> _Required work_
Your task is to copy every record exactly.

[Dataset entries]
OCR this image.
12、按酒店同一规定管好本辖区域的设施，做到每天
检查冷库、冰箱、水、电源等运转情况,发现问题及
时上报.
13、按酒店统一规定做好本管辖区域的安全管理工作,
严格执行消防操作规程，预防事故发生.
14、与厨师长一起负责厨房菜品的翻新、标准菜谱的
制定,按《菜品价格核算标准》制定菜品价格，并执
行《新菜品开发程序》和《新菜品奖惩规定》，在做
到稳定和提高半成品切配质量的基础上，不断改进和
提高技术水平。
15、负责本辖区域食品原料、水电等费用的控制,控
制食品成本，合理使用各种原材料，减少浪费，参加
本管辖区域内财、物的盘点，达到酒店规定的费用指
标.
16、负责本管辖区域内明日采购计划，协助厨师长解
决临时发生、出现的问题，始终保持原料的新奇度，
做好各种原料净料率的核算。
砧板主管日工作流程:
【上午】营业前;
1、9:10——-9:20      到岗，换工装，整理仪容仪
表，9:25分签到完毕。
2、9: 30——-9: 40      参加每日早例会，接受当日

> _Answer for the task_
OCR this image.
12、按酒店同一规定管好本辖区域的设施，做到每天
检查冷库、冰箱、水、电源等运转情况,发现问题及
时上报.
13、按酒店统一规定做好本管辖区域的安全管理工作,
严格执行消防操作规程，预防事故发生.
14、与厨师长一起负责厨房菜品的翻新、标准菜谱的
制定,按《菜品价格核算标准》制定菜品价格，并执
行《新菜品开发程序》和《新菜品奖惩规定》，在做
到稳定和提高半成品切配质量的基础上，不断改进和
提高技术水平。
15、负责本辖区域食品原料、水电等费用的控制,控
制食品成本，合理使用各种原材料，减少浪费，参加
本管辖区域内财、物的盘点，达到酒店规定的费用指
标.
16、负责本管辖区域内明日采购计划，协助厨师长解
决临时发生、出现的问题，始终保持原料的新奇度，
做好各种原料净料率的核算。
砧板主管日工作流程:
【上午】营业前;
1、9:10——-9:20      到岗，换工装，整理仪容仪
表，9:25分签到完毕。
2、9: 30——-9: 40      参加每日早例会，接受当日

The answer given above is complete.